**What the task asks**
Each record is to be transcribed exactly.

[[ Supplied data, beginning ]]

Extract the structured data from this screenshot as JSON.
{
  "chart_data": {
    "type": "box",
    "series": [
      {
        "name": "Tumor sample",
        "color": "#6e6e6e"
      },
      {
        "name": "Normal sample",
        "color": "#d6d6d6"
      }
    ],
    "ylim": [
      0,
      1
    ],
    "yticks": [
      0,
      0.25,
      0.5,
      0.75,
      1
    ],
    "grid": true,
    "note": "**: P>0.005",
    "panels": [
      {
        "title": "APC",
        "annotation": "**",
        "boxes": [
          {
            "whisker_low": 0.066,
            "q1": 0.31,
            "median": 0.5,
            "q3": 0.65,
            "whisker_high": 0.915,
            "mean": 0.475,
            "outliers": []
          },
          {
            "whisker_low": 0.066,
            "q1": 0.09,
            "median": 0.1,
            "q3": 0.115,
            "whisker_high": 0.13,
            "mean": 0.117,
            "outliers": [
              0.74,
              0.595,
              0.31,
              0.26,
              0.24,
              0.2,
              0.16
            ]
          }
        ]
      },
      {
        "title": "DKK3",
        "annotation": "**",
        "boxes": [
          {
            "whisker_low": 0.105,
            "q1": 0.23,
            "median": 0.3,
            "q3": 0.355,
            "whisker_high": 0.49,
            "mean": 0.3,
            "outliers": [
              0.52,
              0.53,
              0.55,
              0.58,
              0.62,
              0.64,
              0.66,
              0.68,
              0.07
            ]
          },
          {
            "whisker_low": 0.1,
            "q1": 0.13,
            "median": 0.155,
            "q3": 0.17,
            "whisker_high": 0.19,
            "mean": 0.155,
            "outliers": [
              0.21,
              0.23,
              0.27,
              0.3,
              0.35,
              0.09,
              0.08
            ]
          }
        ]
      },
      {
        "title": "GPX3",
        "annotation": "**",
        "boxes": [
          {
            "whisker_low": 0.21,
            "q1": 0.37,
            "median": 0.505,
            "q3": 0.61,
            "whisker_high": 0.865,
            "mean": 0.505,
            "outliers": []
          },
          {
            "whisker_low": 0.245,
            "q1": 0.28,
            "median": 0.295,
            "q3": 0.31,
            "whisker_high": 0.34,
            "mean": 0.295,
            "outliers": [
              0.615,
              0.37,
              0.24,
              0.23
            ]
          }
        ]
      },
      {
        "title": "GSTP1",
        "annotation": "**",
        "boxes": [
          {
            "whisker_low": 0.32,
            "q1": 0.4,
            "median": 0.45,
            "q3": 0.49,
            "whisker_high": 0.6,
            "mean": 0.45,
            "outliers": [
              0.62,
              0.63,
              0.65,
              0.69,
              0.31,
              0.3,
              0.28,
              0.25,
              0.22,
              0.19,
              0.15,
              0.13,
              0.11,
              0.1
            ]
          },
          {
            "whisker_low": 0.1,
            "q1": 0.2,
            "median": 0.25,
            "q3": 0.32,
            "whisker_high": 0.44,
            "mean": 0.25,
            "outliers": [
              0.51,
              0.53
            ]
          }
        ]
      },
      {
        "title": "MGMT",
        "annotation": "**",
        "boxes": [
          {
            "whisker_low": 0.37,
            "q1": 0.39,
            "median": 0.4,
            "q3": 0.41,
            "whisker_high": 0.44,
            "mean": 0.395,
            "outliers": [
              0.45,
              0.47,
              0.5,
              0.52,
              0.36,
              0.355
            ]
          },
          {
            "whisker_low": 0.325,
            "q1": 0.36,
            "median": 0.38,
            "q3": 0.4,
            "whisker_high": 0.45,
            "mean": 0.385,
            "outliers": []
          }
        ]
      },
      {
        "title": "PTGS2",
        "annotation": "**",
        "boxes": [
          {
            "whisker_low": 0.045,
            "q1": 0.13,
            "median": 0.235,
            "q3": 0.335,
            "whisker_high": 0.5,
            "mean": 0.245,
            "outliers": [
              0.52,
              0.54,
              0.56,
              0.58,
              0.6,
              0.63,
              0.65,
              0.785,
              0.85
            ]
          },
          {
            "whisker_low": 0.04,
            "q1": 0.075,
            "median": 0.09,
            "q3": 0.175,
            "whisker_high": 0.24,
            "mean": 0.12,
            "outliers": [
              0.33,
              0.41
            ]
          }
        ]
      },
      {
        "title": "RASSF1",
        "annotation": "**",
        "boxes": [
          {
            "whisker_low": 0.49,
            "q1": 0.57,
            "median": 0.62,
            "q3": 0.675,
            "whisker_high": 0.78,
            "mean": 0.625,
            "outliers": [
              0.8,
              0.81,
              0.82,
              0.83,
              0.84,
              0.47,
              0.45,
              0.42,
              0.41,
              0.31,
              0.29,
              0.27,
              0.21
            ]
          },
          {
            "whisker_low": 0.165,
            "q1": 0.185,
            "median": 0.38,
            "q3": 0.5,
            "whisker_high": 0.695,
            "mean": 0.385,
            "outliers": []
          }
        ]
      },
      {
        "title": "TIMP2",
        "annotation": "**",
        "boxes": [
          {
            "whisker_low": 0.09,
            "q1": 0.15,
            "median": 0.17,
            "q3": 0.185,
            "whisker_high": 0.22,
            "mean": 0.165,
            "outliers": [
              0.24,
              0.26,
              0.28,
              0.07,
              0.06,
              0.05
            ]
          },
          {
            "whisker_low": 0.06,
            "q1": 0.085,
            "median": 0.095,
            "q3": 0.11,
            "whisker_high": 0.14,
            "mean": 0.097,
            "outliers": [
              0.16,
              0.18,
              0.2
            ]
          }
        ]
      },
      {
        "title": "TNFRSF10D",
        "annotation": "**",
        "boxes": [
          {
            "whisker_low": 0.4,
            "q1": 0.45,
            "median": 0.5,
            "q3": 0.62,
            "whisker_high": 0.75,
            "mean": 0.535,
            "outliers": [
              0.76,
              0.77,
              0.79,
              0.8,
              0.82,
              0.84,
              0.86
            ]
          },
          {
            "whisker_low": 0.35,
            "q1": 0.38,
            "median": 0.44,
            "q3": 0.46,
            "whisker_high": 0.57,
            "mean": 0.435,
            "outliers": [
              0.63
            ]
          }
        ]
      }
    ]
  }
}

[[ Supplied data, end ]]

**Written response**
Extract the structured data from this screenshot as JSON.
{
  "chart_data": {
    "type": "box",
    "series": [
      {
        "name": "Tumor sample",
        "color": "#6e6e6e"
      },
      {
        "name": "Normal sample",
        "color": "#d6d6d6"
      }
    ],
    "ylim": [
      0,
      1
    ],
    "yticks": [
      0,
      0.25,
      0.5,
      0.75,
      1
    ],
    "grid": true,
    "note": "**: P>0.005",
    "panels": [
      {
        "title": "APC",
        "annotation": "**",
        "boxes": [
          {
            "whisker_low": 0.066,
            "q1": 0.31,
            "median": 0.5,
            "q3": 0.65,
            "whisker_high": 0.915,
            "mean": 0.475,
            "outliers": []
          },
          {
            "whisker_low": 0.066,
            "q1": 0.09,
            "median": 0.1,
            "q3": 0.115,
            "whisker_high": 0.13,
            "mean": 0.117,
            "outliers": [
              0.74,
              0.595,
              0.31,
              0.26,
              0.24,
              0.2,
              0.16
            ]
          }
        ]
      },
      {
        "title": "DKK3",
        "annotation": "**",
        "boxes": [
          {
            "whisker_low": 0.105,
            "q1": 0.23,
            "median": 0.3,
            "q3": 0.355,
            "whisker_high": 0.49,
            "mean": 0.3,
            "outliers": [
              0.52,
              0.53,
              0.55,
              0.58,
              0.62,
              0.64,
              0.66,
              0.68,
              0.07
            ]
          },
          {
            "whisker_low": 0.1,
            "q1": 0.13,
            "median": 0.155,
            "q3": 0.17,
            "whisker_high": 0.19,
            "mean": 0.155,
            "outliers": [
              0.21,
              0.23,
              0.27,
              0.3,
              0.35,
              0.09,
              0.08
            ]
          }
        ]
      },
      {
        "title": "GPX3",
        "annotation": "**",
        "boxes": [
          {
            "whisker_low": 0.21,
            "q1": 0.37,
            "median": 0.505,
            "q3": 0.61,
            "whisker_high": 0.865,
            "mean": 0.505,
            "outliers": []
          },
          {
            "whisker_low": 0.245,
            "q1": 0.28,
            "median": 0.295,
            "q3": 0.31,
            "whisker_high": 0.34,
            "mean": 0.295,
            "outliers": [
              0.615,
              0.37,
              0.24,
              0.23
            ]
          }
        ]
      },
      {
        "title": "GSTP1",
        "annotation": "**",
        "boxes": [
          {
            "whisker_low": 0.32,
            "q1": 0.4,
            "median": 0.45,
            "q3": 0.49,
            "whisker_high": 0.6,
            "mean": 0.45,
            "outliers": [
              0.62,
              0.63,
              0.65,
              0.69,
              0.31,
              0.3,
              0.28,
              0.25,
              0.22,
              0.19,
              0.15,
              0.13,
              0.11,
              0.1
            ]
          },
          {
            "whisker_low": 0.1,
            "q1": 0.2,
            "median": 0.25,
            "q3": 0.32,
            "whisker_high": 0.44,
            "mean": 0.25,
            "outliers": [
              0.51,
              0.53
            ]
          }
        ]
      },
      {
        "title": "MGMT",
        "annotation": "**",
        "boxes": [
          {
            "whisker_low": 0.37,
            "q1": 0.39,
            "median": 0.4,
            "q3": 0.41,
            "whisker_high": 0.44,
            "mean": 0.395,
            "outliers": [
              0.45,
              0.47,
              0.5,
              0.52,
              0.36,
              0.355
            ]
          },
          {
            "whisker_low": 0.325,
            "q1": 0.36,
            "median": 0.38,
            "q3": 0.4,
            "whisker_high": 0.45,
            "mean": 0.385,
            "outliers": []
          }
        ]
      },
      {
        "title": "PTGS2",
        "annotation": "**",
        "boxes": [
          {
            "whisker_low": 0.045,
            "q1": 0.13,
            "median": 0.235,
            "q3": 0.335,
            "whisker_high": 0.5,
            "mean": 0.245,
            "outliers": [
              0.52,
              0.54,
              0.56,
              0.58,
              0.6,
              0.63,
              0.65,
              0.785,
              0.85
            ]
          },
          {
            "whisker_low": 0.04,
            "q1": 0.075,
            "median": 0.09,
            "q3": 0.175,
            "whisker_high": 0.24,
            "mean": 0.12,
            "outliers": [
              0.33,
              0.41
            ]
          }
        ]
      },
      {
        "title": "RASSF1",
        "annotation": "**",
        "boxes": [
          {
            "whisker_low": 0.49,
            "q1": 0.57,
            "median": 0.62,
            "q3": 0.675,
            "whisker_high": 0.78,
            "mean": 0.625,
            "outliers": [
              0.8,
              0.81,
              0.82,
              0.83,
              0.84,
              0.47,
              0.45,
              0.42,
              0.41,
              0.31,
              0.29,
              0.27,
              0.21
            ]
          },
          {
            "whisker_low": 0.165,
            "q1": 0.185,
            "median": 0.38,
            "q3": 0.5,
            "whisker_high": 0.695,
            "mean": 0.385,
            "outliers": []
          }
        ]
      },
      {
        "title": "TIMP2",
        "annotation": "**",
        "boxes": [
          {
            "whisker_low": 0.09,
            "q1": 0.15,
            "median": 0.17,
            "q3": 0.185,
            "whisker_high": 0.22,
            "mean": 0.165,
            "outliers": [
              0.24,
              0.26,
              0.28,
              0.07,
              0.06,
              0.05
            ]
          },
          {
            "whisker_low": 0.06,
            "q1": 0.085,
            "median": 0.095,
            "q3": 0.11,
            "whisker_high": 0.14,
            "mean": 0.097,
            "outliers": [
              0.16,
              0.18,
              0.2
            ]
          }
        ]
      },
      {
        "title": "TNFRSF10D",
        "annotation": "**",
        "boxes": [
          {
            "whisker_low": 0.4,
            "q1": 0.45,
            "median": 0.5,
            "q3": 0.62,
            "whisker_high": 0.75,
            "mean": 0.535,
            "outliers": [
              0.76,
              0.77,
              0.79,
              0.8,
              0.82,
              0.84,
              0.86
            ]
          },
          {
            "whisker_low": 0.35,
            "q1": 0.38,
            "median": 0.44,
            "q3": 0.46,
            "whisker_high": 0.57,
            "mean": 0.435,
            "outliers": [
              0.63
            ]
          }
        ]
      }
    ]
  }
}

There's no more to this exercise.